**Written problem**
Your task is to transcribe all of the data below exactly, omitting the images.

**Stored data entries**
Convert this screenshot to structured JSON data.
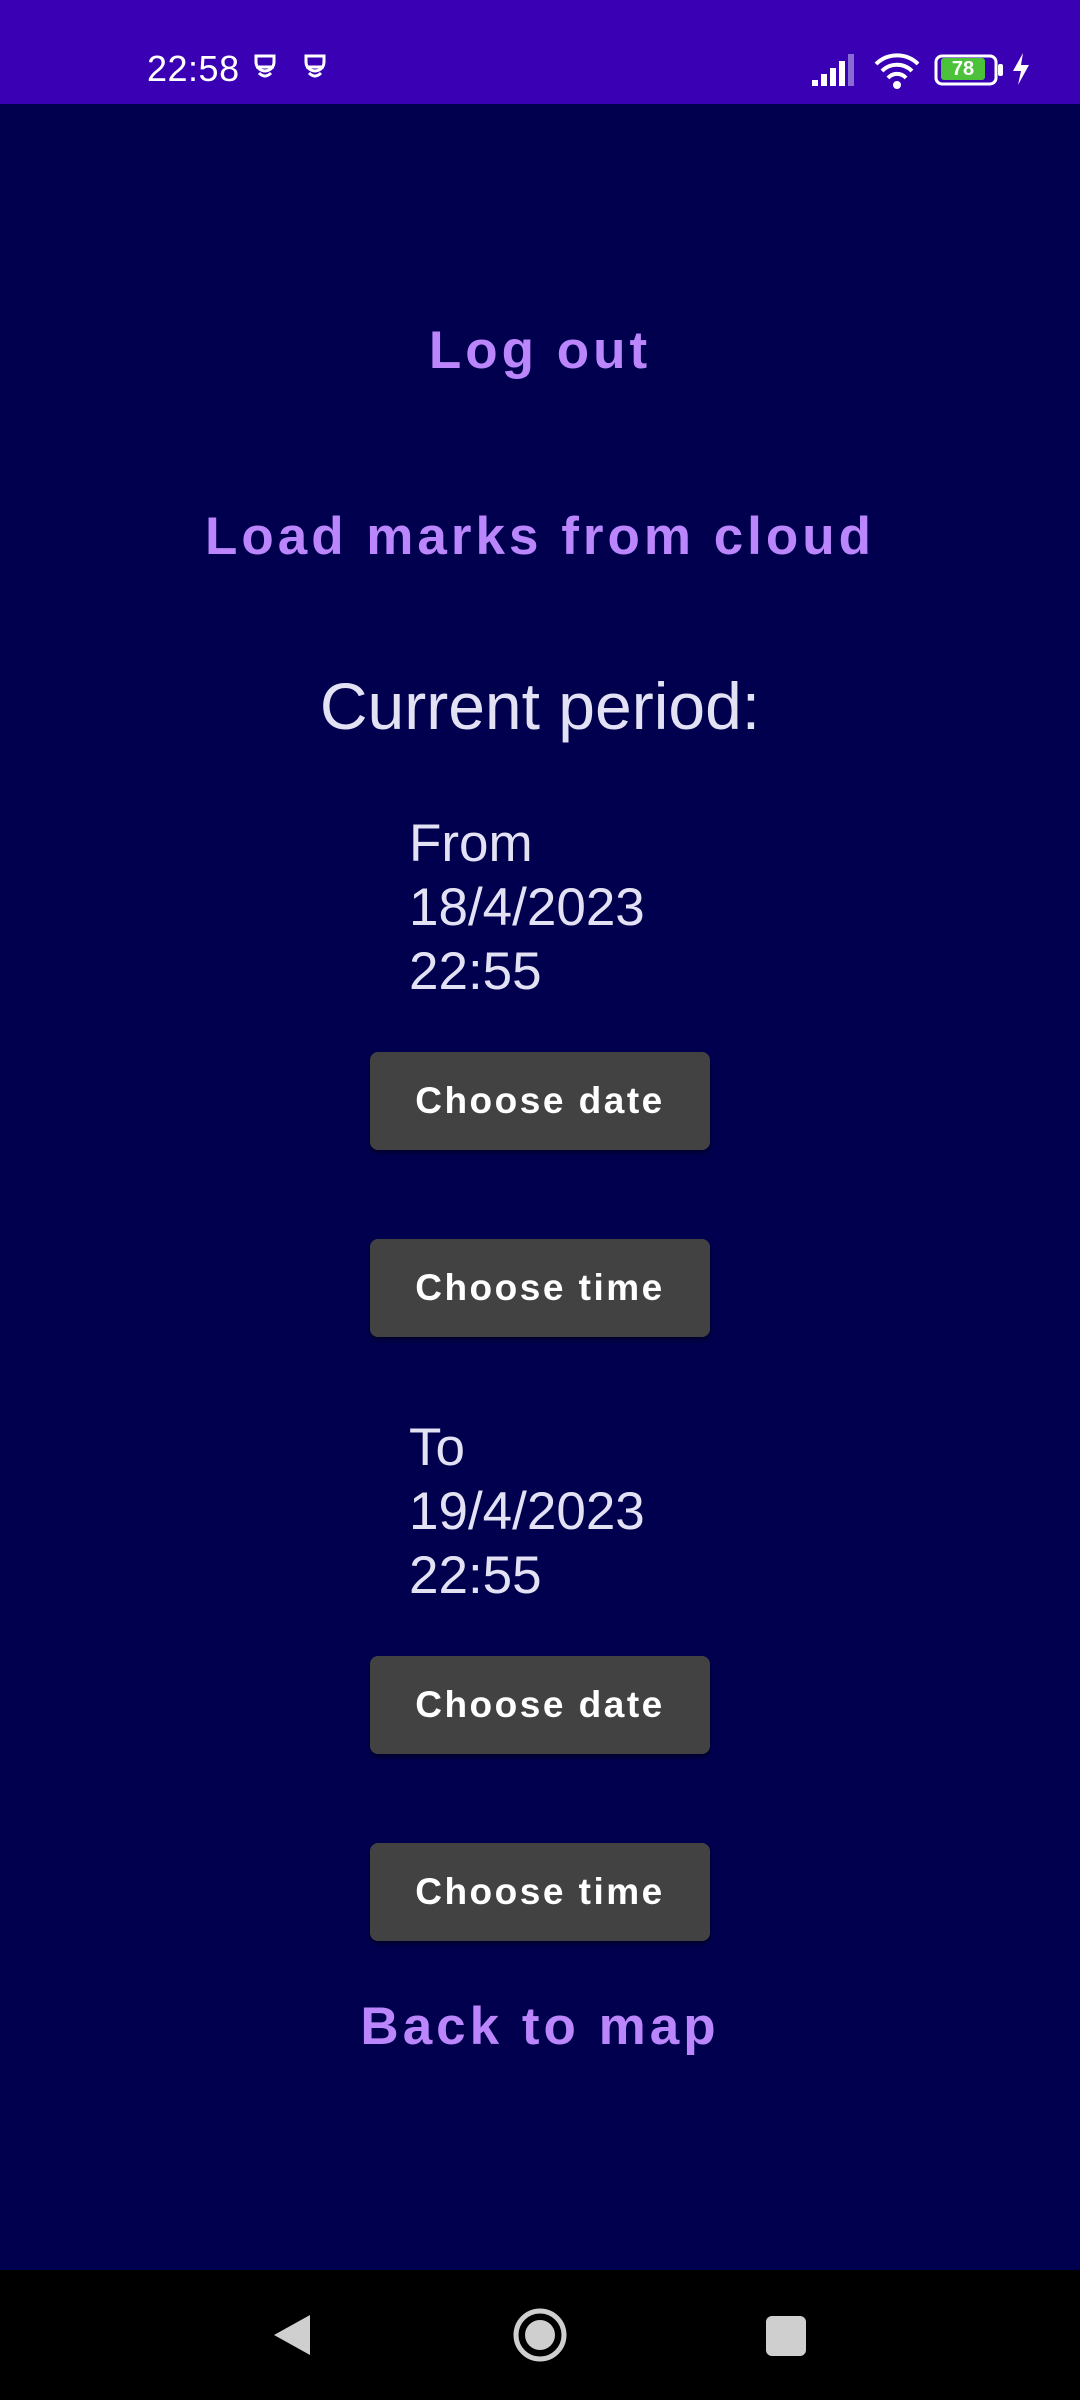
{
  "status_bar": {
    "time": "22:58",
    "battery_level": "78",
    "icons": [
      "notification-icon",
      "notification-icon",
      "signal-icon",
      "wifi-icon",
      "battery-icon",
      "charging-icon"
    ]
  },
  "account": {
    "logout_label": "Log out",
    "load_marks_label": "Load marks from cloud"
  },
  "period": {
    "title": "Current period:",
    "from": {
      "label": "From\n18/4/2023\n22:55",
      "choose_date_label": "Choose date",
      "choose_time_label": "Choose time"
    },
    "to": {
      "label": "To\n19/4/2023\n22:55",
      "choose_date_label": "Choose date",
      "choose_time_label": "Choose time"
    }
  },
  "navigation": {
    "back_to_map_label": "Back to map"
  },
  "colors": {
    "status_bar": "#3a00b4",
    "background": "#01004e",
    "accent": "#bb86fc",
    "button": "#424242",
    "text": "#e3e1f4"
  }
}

**Answer for this exercise**
Convert this screenshot to structured JSON data.
{
  "status_bar": {
    "time": "22:58",
    "battery_level": "78",
    "icons": [
      "notification-icon",
      "notification-icon",
      "signal-icon",
      "wifi-icon",
      "battery-icon",
      "charging-icon"
    ]
  },
  "account": {
    "logout_label": "Log out",
    "load_marks_label": "Load marks from cloud"
  },
  "period": {
    "title": "Current period:",
    "from": {
      "label": "From\n18/4/2023\n22:55",
      "choose_date_label": "Choose date",
      "choose_time_label": "Choose time"
    },
    "to": {
      "label": "To\n19/4/2023\n22:55",
      "choose_date_label": "Choose date",
      "choose_time_label": "Choose time"
    }
  },
  "navigation": {
    "back_to_map_label": "Back to map"
  },
  "colors": {
    "status_bar": "#3a00b4",
    "background": "#01004e",
    "accent": "#bb86fc",
    "button": "#424242",
    "text": "#e3e1f4"
  }
}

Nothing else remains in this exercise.